Stored data entries
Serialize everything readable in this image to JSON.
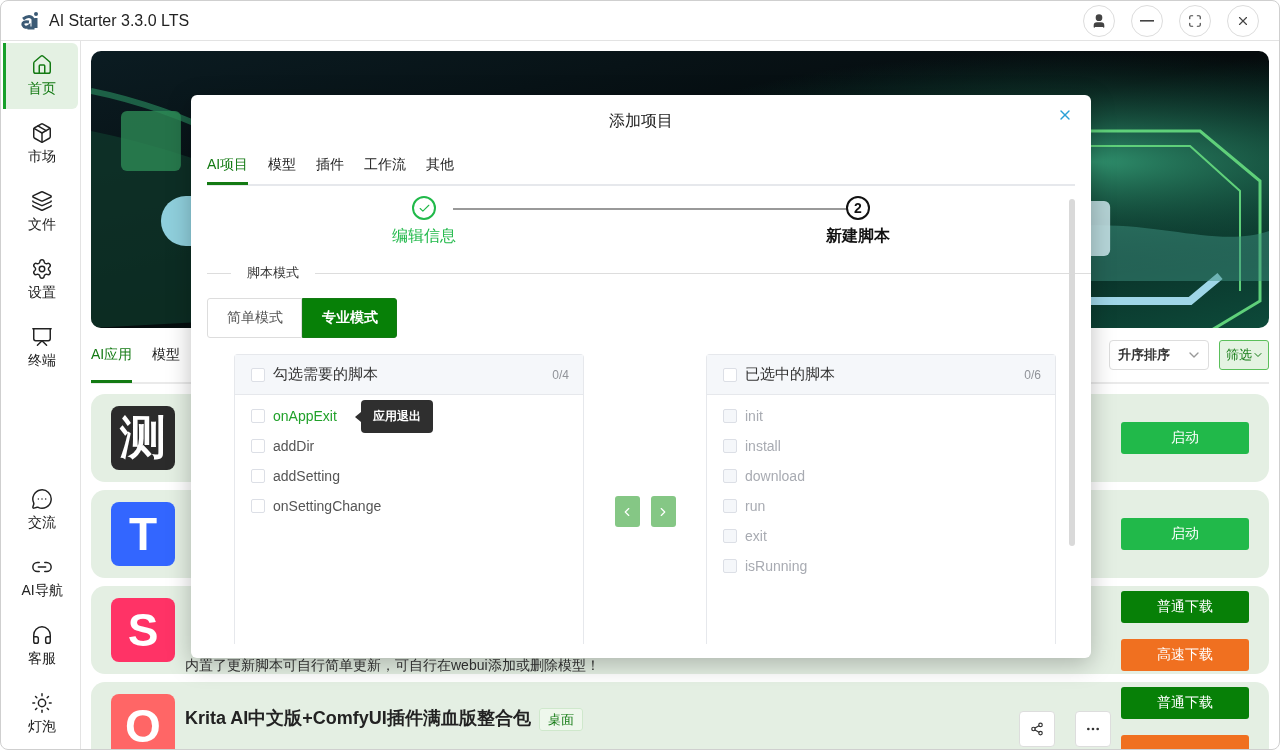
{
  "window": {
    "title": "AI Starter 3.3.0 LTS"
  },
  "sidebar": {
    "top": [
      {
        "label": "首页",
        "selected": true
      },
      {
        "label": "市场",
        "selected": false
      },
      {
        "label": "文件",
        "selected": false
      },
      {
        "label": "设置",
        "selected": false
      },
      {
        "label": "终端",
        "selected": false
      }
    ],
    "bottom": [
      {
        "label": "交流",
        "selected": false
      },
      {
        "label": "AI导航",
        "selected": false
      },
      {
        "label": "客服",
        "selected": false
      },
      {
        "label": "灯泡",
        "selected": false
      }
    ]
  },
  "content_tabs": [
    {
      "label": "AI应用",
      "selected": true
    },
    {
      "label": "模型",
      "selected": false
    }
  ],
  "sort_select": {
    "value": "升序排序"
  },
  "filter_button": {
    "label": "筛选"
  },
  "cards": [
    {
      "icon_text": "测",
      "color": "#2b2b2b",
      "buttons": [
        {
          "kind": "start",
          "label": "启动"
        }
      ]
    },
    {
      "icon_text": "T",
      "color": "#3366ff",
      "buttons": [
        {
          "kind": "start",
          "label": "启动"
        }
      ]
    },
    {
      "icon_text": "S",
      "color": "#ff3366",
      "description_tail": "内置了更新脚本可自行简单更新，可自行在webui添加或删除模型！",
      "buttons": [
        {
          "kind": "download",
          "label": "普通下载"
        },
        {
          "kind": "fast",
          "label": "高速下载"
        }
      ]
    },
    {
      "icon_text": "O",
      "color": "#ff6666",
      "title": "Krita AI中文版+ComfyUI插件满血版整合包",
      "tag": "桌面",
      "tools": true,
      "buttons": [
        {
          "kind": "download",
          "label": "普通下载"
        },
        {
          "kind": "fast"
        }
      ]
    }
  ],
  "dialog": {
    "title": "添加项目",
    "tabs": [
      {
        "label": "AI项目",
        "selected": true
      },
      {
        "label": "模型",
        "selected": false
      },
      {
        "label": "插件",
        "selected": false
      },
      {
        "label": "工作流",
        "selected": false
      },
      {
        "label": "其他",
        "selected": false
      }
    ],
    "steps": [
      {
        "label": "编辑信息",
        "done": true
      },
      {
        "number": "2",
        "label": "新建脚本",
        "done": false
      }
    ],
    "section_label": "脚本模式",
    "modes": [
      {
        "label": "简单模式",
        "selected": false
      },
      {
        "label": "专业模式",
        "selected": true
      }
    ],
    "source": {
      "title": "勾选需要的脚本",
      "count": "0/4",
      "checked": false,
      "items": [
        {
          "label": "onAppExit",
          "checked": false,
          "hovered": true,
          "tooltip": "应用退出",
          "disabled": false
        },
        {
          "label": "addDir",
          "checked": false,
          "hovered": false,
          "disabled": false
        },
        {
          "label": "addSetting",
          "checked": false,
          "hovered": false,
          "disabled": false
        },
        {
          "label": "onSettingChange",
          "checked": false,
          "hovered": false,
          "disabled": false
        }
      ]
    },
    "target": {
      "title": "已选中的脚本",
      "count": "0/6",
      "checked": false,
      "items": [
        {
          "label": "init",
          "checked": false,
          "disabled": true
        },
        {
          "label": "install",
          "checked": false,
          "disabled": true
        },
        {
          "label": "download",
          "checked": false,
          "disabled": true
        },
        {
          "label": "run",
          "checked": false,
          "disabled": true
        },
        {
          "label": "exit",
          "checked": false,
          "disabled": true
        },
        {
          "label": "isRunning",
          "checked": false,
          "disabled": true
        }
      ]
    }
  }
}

AIM OF THE TASK:
Transcribe every line in the entries above, taking out only the images.

SOLUTION FOR THIS PROBLEM:
Serialize everything readable in this image to JSON.
{
  "window": {
    "title": "AI Starter 3.3.0 LTS"
  },
  "sidebar": {
    "top": [
      {
        "label": "首页",
        "selected": true
      },
      {
        "label": "市场",
        "selected": false
      },
      {
        "label": "文件",
        "selected": false
      },
      {
        "label": "设置",
        "selected": false
      },
      {
        "label": "终端",
        "selected": false
      }
    ],
    "bottom": [
      {
        "label": "交流",
        "selected": false
      },
      {
        "label": "AI导航",
        "selected": false
      },
      {
        "label": "客服",
        "selected": false
      },
      {
        "label": "灯泡",
        "selected": false
      }
    ]
  },
  "content_tabs": [
    {
      "label": "AI应用",
      "selected": true
    },
    {
      "label": "模型",
      "selected": false
    }
  ],
  "sort_select": {
    "value": "升序排序"
  },
  "filter_button": {
    "label": "筛选"
  },
  "cards": [
    {
      "icon_text": "测",
      "color": "#2b2b2b",
      "buttons": [
        {
          "kind": "start",
          "label": "启动"
        }
      ]
    },
    {
      "icon_text": "T",
      "color": "#3366ff",
      "buttons": [
        {
          "kind": "start",
          "label": "启动"
        }
      ]
    },
    {
      "icon_text": "S",
      "color": "#ff3366",
      "description_tail": "内置了更新脚本可自行简单更新，可自行在webui添加或删除模型！",
      "buttons": [
        {
          "kind": "download",
          "label": "普通下载"
        },
        {
          "kind": "fast",
          "label": "高速下载"
        }
      ]
    },
    {
      "icon_text": "O",
      "color": "#ff6666",
      "title": "Krita AI中文版+ComfyUI插件满血版整合包",
      "tag": "桌面",
      "tools": true,
      "buttons": [
        {
          "kind": "download",
          "label": "普通下载"
        },
        {
          "kind": "fast"
        }
      ]
    }
  ],
  "dialog": {
    "title": "添加项目",
    "tabs": [
      {
        "label": "AI项目",
        "selected": true
      },
      {
        "label": "模型",
        "selected": false
      },
      {
        "label": "插件",
        "selected": false
      },
      {
        "label": "工作流",
        "selected": false
      },
      {
        "label": "其他",
        "selected": false
      }
    ],
    "steps": [
      {
        "label": "编辑信息",
        "done": true
      },
      {
        "number": "2",
        "label": "新建脚本",
        "done": false
      }
    ],
    "section_label": "脚本模式",
    "modes": [
      {
        "label": "简单模式",
        "selected": false
      },
      {
        "label": "专业模式",
        "selected": true
      }
    ],
    "source": {
      "title": "勾选需要的脚本",
      "count": "0/4",
      "checked": false,
      "items": [
        {
          "label": "onAppExit",
          "checked": false,
          "hovered": true,
          "tooltip": "应用退出",
          "disabled": false
        },
        {
          "label": "addDir",
          "checked": false,
          "hovered": false,
          "disabled": false
        },
        {
          "label": "addSetting",
          "checked": false,
          "hovered": false,
          "disabled": false
        },
        {
          "label": "onSettingChange",
          "checked": false,
          "hovered": false,
          "disabled": false
        }
      ]
    },
    "target": {
      "title": "已选中的脚本",
      "count": "0/6",
      "checked": false,
      "items": [
        {
          "label": "init",
          "checked": false,
          "disabled": true
        },
        {
          "label": "install",
          "checked": false,
          "disabled": true
        },
        {
          "label": "download",
          "checked": false,
          "disabled": true
        },
        {
          "label": "run",
          "checked": false,
          "disabled": true
        },
        {
          "label": "exit",
          "checked": false,
          "disabled": true
        },
        {
          "label": "isRunning",
          "checked": false,
          "disabled": true
        }
      ]
    }
  }
}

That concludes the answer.